◆ **DO THIS**: Every line below must be reproduced exactly. Copy them all.
:: RAW DATA ::
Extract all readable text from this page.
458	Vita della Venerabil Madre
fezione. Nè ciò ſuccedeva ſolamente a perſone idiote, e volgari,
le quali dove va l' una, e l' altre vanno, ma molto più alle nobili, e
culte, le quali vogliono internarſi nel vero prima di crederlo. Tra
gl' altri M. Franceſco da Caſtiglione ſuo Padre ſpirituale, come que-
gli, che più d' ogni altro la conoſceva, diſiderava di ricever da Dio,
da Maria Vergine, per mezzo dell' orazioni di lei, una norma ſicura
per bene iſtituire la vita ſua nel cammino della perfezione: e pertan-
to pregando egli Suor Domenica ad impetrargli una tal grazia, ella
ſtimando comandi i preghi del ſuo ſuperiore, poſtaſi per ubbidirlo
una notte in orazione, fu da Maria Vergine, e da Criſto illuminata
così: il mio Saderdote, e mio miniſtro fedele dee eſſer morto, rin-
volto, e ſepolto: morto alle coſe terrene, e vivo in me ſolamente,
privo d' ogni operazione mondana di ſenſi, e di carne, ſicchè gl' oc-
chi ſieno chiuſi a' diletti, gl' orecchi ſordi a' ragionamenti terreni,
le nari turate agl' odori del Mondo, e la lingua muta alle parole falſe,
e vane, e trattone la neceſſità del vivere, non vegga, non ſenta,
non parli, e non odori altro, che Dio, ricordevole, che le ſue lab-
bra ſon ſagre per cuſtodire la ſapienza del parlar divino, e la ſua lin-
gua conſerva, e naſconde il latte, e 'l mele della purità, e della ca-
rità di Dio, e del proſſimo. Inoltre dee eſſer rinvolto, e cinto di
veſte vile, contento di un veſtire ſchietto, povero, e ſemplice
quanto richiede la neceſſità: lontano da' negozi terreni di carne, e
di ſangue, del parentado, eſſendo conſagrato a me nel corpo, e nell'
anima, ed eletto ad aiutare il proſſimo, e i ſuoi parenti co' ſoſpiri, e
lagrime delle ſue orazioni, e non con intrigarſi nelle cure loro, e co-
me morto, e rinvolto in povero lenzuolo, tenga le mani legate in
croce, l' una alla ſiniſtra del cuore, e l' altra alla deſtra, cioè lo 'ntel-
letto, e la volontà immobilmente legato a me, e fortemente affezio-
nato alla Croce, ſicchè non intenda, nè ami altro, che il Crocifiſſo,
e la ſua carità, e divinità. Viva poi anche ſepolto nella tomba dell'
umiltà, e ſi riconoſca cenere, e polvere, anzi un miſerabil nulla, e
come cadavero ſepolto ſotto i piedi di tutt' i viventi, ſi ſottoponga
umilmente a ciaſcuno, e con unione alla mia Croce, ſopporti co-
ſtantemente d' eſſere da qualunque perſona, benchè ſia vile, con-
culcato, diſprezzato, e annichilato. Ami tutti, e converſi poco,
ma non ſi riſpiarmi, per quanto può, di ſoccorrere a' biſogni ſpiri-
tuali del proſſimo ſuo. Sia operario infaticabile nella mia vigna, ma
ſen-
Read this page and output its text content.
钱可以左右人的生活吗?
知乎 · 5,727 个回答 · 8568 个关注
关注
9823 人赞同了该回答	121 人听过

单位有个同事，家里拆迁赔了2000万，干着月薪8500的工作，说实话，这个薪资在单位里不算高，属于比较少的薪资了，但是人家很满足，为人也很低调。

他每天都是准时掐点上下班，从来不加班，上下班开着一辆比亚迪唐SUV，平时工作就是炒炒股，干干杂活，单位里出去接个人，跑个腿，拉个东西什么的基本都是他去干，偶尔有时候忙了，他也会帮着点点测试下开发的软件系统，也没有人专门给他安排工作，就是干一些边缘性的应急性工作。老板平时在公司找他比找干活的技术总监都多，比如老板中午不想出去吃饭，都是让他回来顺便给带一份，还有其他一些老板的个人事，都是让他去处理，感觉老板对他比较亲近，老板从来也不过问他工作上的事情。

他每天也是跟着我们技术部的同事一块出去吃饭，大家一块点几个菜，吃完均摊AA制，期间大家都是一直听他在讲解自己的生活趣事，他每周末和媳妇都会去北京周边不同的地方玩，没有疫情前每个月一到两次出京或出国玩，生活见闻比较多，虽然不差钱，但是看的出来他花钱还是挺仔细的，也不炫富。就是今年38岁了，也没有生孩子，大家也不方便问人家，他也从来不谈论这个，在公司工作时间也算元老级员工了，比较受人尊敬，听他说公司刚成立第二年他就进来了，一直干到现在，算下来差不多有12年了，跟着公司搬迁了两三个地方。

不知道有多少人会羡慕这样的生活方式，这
:::
◆ **ANSWER TO THE PROBLEM**:
Extract all readable text from this page.
458	Vita della Venerabil Madre
fezione. Nè ciò ſuccedeva ſolamente a perſone idiote, e volgari,
le quali dove va l' una, e l' altre vanno, ma molto più alle nobili, e
culte, le quali vogliono internarſi nel vero prima di crederlo. Tra
gl' altri M. Franceſco da Caſtiglione ſuo Padre ſpirituale, come que-
gli, che più d' ogni altro la conoſceva, diſiderava di ricever da Dio,
da Maria Vergine, per mezzo dell' orazioni di lei, una norma ſicura
per bene iſtituire la vita ſua nel cammino della perfezione: e pertan-
to pregando egli Suor Domenica ad impetrargli una tal grazia, ella
ſtimando comandi i preghi del ſuo ſuperiore, poſtaſi per ubbidirlo
una notte in orazione, fu da Maria Vergine, e da Criſto illuminata
così: il mio Saderdote, e mio miniſtro fedele dee eſſer morto, rin-
volto, e ſepolto: morto alle coſe terrene, e vivo in me ſolamente,
privo d' ogni operazione mondana di ſenſi, e di carne, ſicchè gl' oc-
chi ſieno chiuſi a' diletti, gl' orecchi ſordi a' ragionamenti terreni,
le nari turate agl' odori del Mondo, e la lingua muta alle parole falſe,
e vane, e trattone la neceſſità del vivere, non vegga, non ſenta,
non parli, e non odori altro, che Dio, ricordevole, che le ſue lab-
bra ſon ſagre per cuſtodire la ſapienza del parlar divino, e la ſua lin-
gua conſerva, e naſconde il latte, e 'l mele della purità, e della ca-
rità di Dio, e del proſſimo. Inoltre dee eſſer rinvolto, e cinto di
veſte vile, contento di un veſtire ſchietto, povero, e ſemplice
quanto richiede la neceſſità: lontano da' negozi terreni di carne, e
di ſangue, del parentado, eſſendo conſagrato a me nel corpo, e nell'
anima, ed eletto ad aiutare il proſſimo, e i ſuoi parenti co' ſoſpiri, e
lagrime delle ſue orazioni, e non con intrigarſi nelle cure loro, e co-
me morto, e rinvolto in povero lenzuolo, tenga le mani legate in
croce, l' una alla ſiniſtra del cuore, e l' altra alla deſtra, cioè lo 'ntel-
letto, e la volontà immobilmente legato a me, e fortemente affezio-
nato alla Croce, ſicchè non intenda, nè ami altro, che il Crocifiſſo,
e la ſua carità, e divinità. Viva poi anche ſepolto nella tomba dell'
umiltà, e ſi riconoſca cenere, e polvere, anzi un miſerabil nulla, e
come cadavero ſepolto ſotto i piedi di tutt' i viventi, ſi ſottoponga
umilmente a ciaſcuno, e con unione alla mia Croce, ſopporti co-
ſtantemente d' eſſere da qualunque perſona, benchè ſia vile, con-
culcato, diſprezzato, e annichilato. Ami tutti, e converſi poco,
ma non ſi riſpiarmi, per quanto può, di ſoccorrere a' biſogni ſpiri-
tuali del proſſimo ſuo. Sia operario infaticabile nella mia vigna, ma
ſen-
Read this page and output its text content.
钱可以左右人的生活吗?
知乎 · 5,727 个回答 · 8568 个关注
关注
9823 人赞同了该回答	121 人听过

单位有个同事，家里拆迁赔了2000万，干着月薪8500的工作，说实话，这个薪资在单位里不算高，属于比较少的薪资了，但是人家很满足，为人也很低调。

他每天都是准时掐点上下班，从来不加班，上下班开着一辆比亚迪唐SUV，平时工作就是炒炒股，干干杂活，单位里出去接个人，跑个腿，拉个东西什么的基本都是他去干，偶尔有时候忙了，他也会帮着点点测试下开发的软件系统，也没有人专门给他安排工作，就是干一些边缘性的应急性工作。老板平时在公司找他比找干活的技术总监都多，比如老板中午不想出去吃饭，都是让他回来顺便给带一份，还有其他一些老板的个人事，都是让他去处理，感觉老板对他比较亲近，老板从来也不过问他工作上的事情。

他每天也是跟着我们技术部的同事一块出去吃饭，大家一块点几个菜，吃完均摊AA制，期间大家都是一直听他在讲解自己的生活趣事，他每周末和媳妇都会去北京周边不同的地方玩，没有疫情前每个月一到两次出京或出国玩，生活见闻比较多，虽然不差钱，但是看的出来他花钱还是挺仔细的，也不炫富。就是今年38岁了，也没有生孩子，大家也不方便问人家，他也从来不谈论这个，在公司工作时间也算元老级员工了，比较受人尊敬，听他说公司刚成立第二年他就进来了，一直干到现在，算下来差不多有12年了，跟着公司搬迁了两三个地方。

不知道有多少人会羡慕这样的生活方式，这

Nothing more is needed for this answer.